_SET TASK_
Reproduce all of the data exactly, with no line skipped.

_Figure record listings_

╭──

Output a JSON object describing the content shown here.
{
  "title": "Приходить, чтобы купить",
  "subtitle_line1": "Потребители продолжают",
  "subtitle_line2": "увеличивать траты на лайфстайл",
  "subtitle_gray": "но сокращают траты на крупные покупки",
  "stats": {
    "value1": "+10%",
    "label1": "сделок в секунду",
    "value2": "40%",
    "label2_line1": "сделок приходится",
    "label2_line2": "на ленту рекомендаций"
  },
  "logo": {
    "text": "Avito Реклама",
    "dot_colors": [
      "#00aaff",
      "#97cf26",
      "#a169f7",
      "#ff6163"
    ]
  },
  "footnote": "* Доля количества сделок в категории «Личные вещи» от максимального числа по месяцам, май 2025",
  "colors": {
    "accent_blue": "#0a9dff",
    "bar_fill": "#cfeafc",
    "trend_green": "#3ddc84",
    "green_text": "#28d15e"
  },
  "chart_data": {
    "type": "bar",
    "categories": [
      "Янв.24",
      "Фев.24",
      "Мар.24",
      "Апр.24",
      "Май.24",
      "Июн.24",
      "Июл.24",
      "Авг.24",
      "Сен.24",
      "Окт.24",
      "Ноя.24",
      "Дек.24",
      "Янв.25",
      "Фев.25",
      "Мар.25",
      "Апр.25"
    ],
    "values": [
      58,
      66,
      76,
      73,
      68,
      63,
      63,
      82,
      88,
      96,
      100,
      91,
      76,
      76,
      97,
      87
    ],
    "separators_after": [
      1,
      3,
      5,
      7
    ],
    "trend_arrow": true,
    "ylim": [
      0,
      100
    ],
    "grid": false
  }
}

╰──

_RESULT OF THE EXERCISE_
Output a JSON object describing the content shown here.
{
  "title": "Приходить, чтобы купить",
  "subtitle_line1": "Потребители продолжают",
  "subtitle_line2": "увеличивать траты на лайфстайл",
  "subtitle_gray": "но сокращают траты на крупные покупки",
  "stats": {
    "value1": "+10%",
    "label1": "сделок в секунду",
    "value2": "40%",
    "label2_line1": "сделок приходится",
    "label2_line2": "на ленту рекомендаций"
  },
  "logo": {
    "text": "Avito Реклама",
    "dot_colors": [
      "#00aaff",
      "#97cf26",
      "#a169f7",
      "#ff6163"
    ]
  },
  "footnote": "* Доля количества сделок в категории «Личные вещи» от максимального числа по месяцам, май 2025",
  "colors": {
    "accent_blue": "#0a9dff",
    "bar_fill": "#cfeafc",
    "trend_green": "#3ddc84",
    "green_text": "#28d15e"
  },
  "chart_data": {
    "type": "bar",
    "categories": [
      "Янв.24",
      "Фев.24",
      "Мар.24",
      "Апр.24",
      "Май.24",
      "Июн.24",
      "Июл.24",
      "Авг.24",
      "Сен.24",
      "Окт.24",
      "Ноя.24",
      "Дек.24",
      "Янв.25",
      "Фев.25",
      "Мар.25",
      "Апр.25"
    ],
    "values": [
      58,
      66,
      76,
      73,
      68,
      63,
      63,
      82,
      88,
      96,
      100,
      91,
      76,
      76,
      97,
      87
    ],
    "separators_after": [
      1,
      3,
      5,
      7
    ],
    "trend_arrow": true,
    "ylim": [
      0,
      100
    ],
    "grid": false
  }
}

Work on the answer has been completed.